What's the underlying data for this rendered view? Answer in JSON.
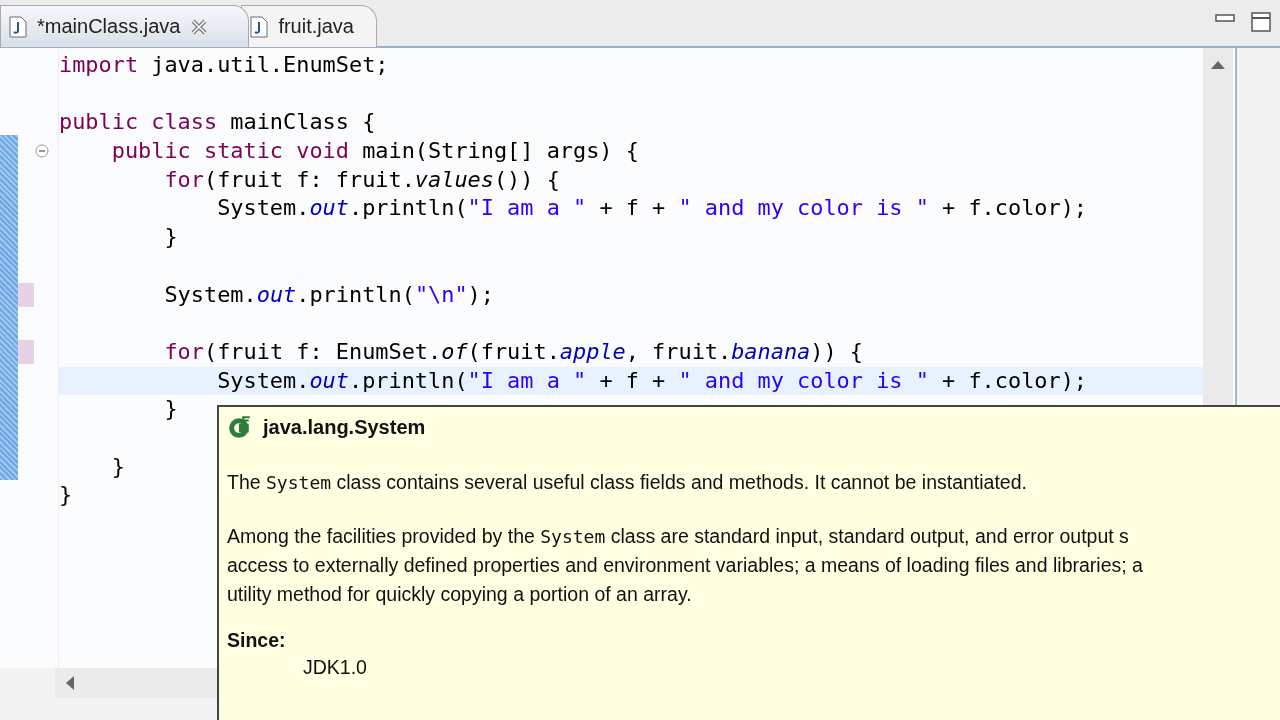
{
  "tabs": [
    {
      "label": "*mainClass.java",
      "selected": true,
      "closable": true
    },
    {
      "label": "fruit.java",
      "selected": false,
      "closable": false
    }
  ],
  "editor": {
    "lines": [
      {
        "current": false,
        "changed": false,
        "fold_marker": false,
        "tokens": [
          {
            "kind": "keyword",
            "text": "import"
          },
          {
            "kind": "plain",
            "text": " java.util.EnumSet;"
          }
        ]
      },
      {
        "current": false,
        "changed": false,
        "fold_marker": false
      },
      {
        "current": false,
        "changed": false,
        "fold_marker": false,
        "tokens": [
          {
            "kind": "keyword",
            "text": "public class"
          },
          {
            "kind": "plain",
            "text": " mainClass {"
          }
        ]
      },
      {
        "current": false,
        "changed": false,
        "fold_marker": true,
        "tokens": [
          {
            "kind": "keyword",
            "text": "    public static void"
          },
          {
            "kind": "plain",
            "text": " main(String[] args) {"
          }
        ]
      },
      {
        "current": false,
        "changed": false,
        "fold_marker": false,
        "tokens": [
          {
            "kind": "keyword",
            "text": "        for"
          },
          {
            "kind": "plain",
            "text": "(fruit f: fruit."
          },
          {
            "kind": "static",
            "text": "values"
          },
          {
            "kind": "plain",
            "text": "()) {"
          }
        ]
      },
      {
        "current": false,
        "changed": false,
        "fold_marker": false,
        "tokens": [
          {
            "kind": "plain",
            "text": "            System."
          },
          {
            "kind": "field",
            "text": "out"
          },
          {
            "kind": "plain",
            "text": ".println("
          },
          {
            "kind": "string",
            "text": "\"I am a \""
          },
          {
            "kind": "plain",
            "text": " + f + "
          },
          {
            "kind": "string",
            "text": "\" and my color is \""
          },
          {
            "kind": "plain",
            "text": " + f.color);"
          }
        ]
      },
      {
        "current": false,
        "changed": false,
        "fold_marker": false,
        "tokens": [
          {
            "kind": "plain",
            "text": "        }"
          }
        ]
      },
      {
        "current": false,
        "changed": false,
        "fold_marker": false
      },
      {
        "current": false,
        "changed": true,
        "fold_marker": false,
        "tokens": [
          {
            "kind": "plain",
            "text": "        System."
          },
          {
            "kind": "field",
            "text": "out"
          },
          {
            "kind": "plain",
            "text": ".println("
          },
          {
            "kind": "string",
            "text": "\"\\n\""
          },
          {
            "kind": "plain",
            "text": ");"
          }
        ]
      },
      {
        "current": false,
        "changed": false,
        "fold_marker": false
      },
      {
        "current": false,
        "changed": true,
        "fold_marker": false,
        "tokens": [
          {
            "kind": "keyword",
            "text": "        for"
          },
          {
            "kind": "plain",
            "text": "(fruit f: EnumSet."
          },
          {
            "kind": "static",
            "text": "of"
          },
          {
            "kind": "plain",
            "text": "(fruit."
          },
          {
            "kind": "field",
            "text": "apple"
          },
          {
            "kind": "plain",
            "text": ", fruit."
          },
          {
            "kind": "field",
            "text": "banana"
          },
          {
            "kind": "plain",
            "text": ")) {"
          }
        ]
      },
      {
        "current": true,
        "changed": false,
        "fold_marker": false,
        "tokens": [
          {
            "kind": "plain",
            "text": "            System."
          },
          {
            "kind": "field",
            "text": "out"
          },
          {
            "kind": "plain",
            "text": ".println("
          },
          {
            "kind": "string",
            "text": "\"I am a \""
          },
          {
            "kind": "plain",
            "text": " + f + "
          },
          {
            "kind": "string",
            "text": "\" and my color is \""
          },
          {
            "kind": "plain",
            "text": " + f.color);"
          }
        ]
      },
      {
        "current": false,
        "changed": false,
        "fold_marker": false,
        "tokens": [
          {
            "kind": "plain",
            "text": "        }"
          }
        ]
      },
      {
        "current": false,
        "changed": false,
        "fold_marker": false
      },
      {
        "current": false,
        "changed": false,
        "fold_marker": false,
        "tokens": [
          {
            "kind": "plain",
            "text": "    }"
          }
        ]
      },
      {
        "current": false,
        "changed": false,
        "fold_marker": false,
        "tokens": [
          {
            "kind": "plain",
            "text": "}"
          }
        ]
      }
    ]
  },
  "tooltip": {
    "title": "java.lang.System",
    "paragraphs": [
      {
        "lines": [
          [
            {
              "kind": "text",
              "text": "The "
            },
            {
              "kind": "code",
              "text": "System"
            },
            {
              "kind": "text",
              "text": " class contains several useful class fields and methods. It cannot be instantiated."
            }
          ]
        ]
      },
      {
        "lines": [
          [
            {
              "kind": "text",
              "text": "Among the facilities provided by the "
            },
            {
              "kind": "code",
              "text": "System"
            },
            {
              "kind": "text",
              "text": " class are standard input, standard output, and error output s"
            }
          ],
          [
            {
              "kind": "text",
              "text": "access to externally defined properties and environment variables; a means of loading files and libraries; a"
            }
          ],
          [
            {
              "kind": "text",
              "text": "utility method for quickly copying a portion of an array."
            }
          ]
        ]
      }
    ],
    "since_label": "Since:",
    "since_value": "JDK1.0"
  }
}
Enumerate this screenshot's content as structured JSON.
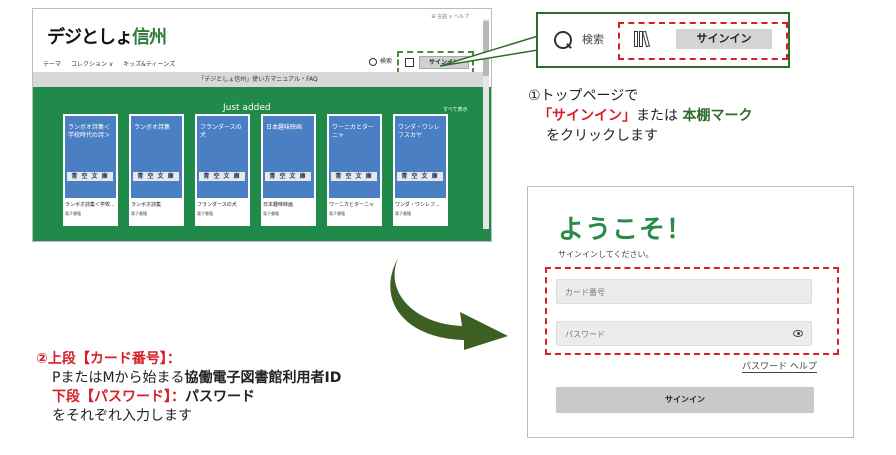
{
  "browser": {
    "logo_part1": "デジとしょ",
    "logo_part2": "信州",
    "top_links": "⊞ 言語 ∨  ヘルプ",
    "nav": [
      "テーマ",
      "コレクション ∨",
      "キッズ&ティーンズ"
    ],
    "search_label": "検索",
    "signin_label": "サインイン",
    "banner": "「デジとしょ信州」使い方マニュアル・FAQ",
    "section_title": "Just added",
    "see_all": "すべて表示",
    "cards": [
      {
        "cover": "ランボオ詩集＜学校時代の詩＞",
        "cover_band": "青 空 文 庫",
        "name": "ランボオ詩集＜学校...",
        "meta": "電子書籍"
      },
      {
        "cover": "ランボオ詩集",
        "cover_band": "青 空 文 庫",
        "name": "ランボオ詩集",
        "meta": "電子書籍"
      },
      {
        "cover": "フランダースの犬",
        "cover_band": "青 空 文 庫",
        "name": "フランダースの犬",
        "meta": "電子書籍"
      },
      {
        "cover": "日本趣味映画",
        "cover_band": "青 空 文 庫",
        "name": "日本趣味映画",
        "meta": "電子書籍"
      },
      {
        "cover": "ワーニカとターニャ",
        "cover_band": "青 空 文 庫",
        "name": "ワーニカとターニャ",
        "meta": "電子書籍"
      },
      {
        "cover": "ワンダ・ワシレフスカヤ",
        "cover_band": "青 空 文 庫",
        "name": "ワンダ・ワシレフ...",
        "meta": "電子書籍"
      }
    ]
  },
  "zoom": {
    "search_label": "検索",
    "signin_label": "サインイン"
  },
  "step1": {
    "line1": "①トップページで",
    "line2_a": "「サインイン」",
    "line2_b": "または",
    "line2_c": "本棚マーク",
    "line3": "をクリックします"
  },
  "signin_panel": {
    "welcome": "ようこそ！",
    "subtitle": "サインインしてください。",
    "card_placeholder": "カード番号",
    "password_placeholder": "パスワード",
    "password_help": "パスワード ヘルプ",
    "signin_button": "サインイン"
  },
  "step2": {
    "line1": "②上段【カード番号】：",
    "line2_a": "PまたはMから始まる",
    "line2_b": "協働電子図書館利用者ID",
    "line3_a": "下段【パスワード】：",
    "line3_b": "パスワード",
    "line4": "をそれぞれ入力します"
  },
  "colors": {
    "green_band": "#1f8a4a",
    "highlight_red": "#d61f2a",
    "callout_green": "#2f6b2a",
    "welcome_green": "#2a8a4a"
  }
}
----
● **EXERCISE**
Copy all lines from the listing that contain "JSON".

● **COMPLETED EXERCISE**
What's the underlying data for this rendered view? Answer in JSON.
Enumerate this screenshot's content as structured JSON.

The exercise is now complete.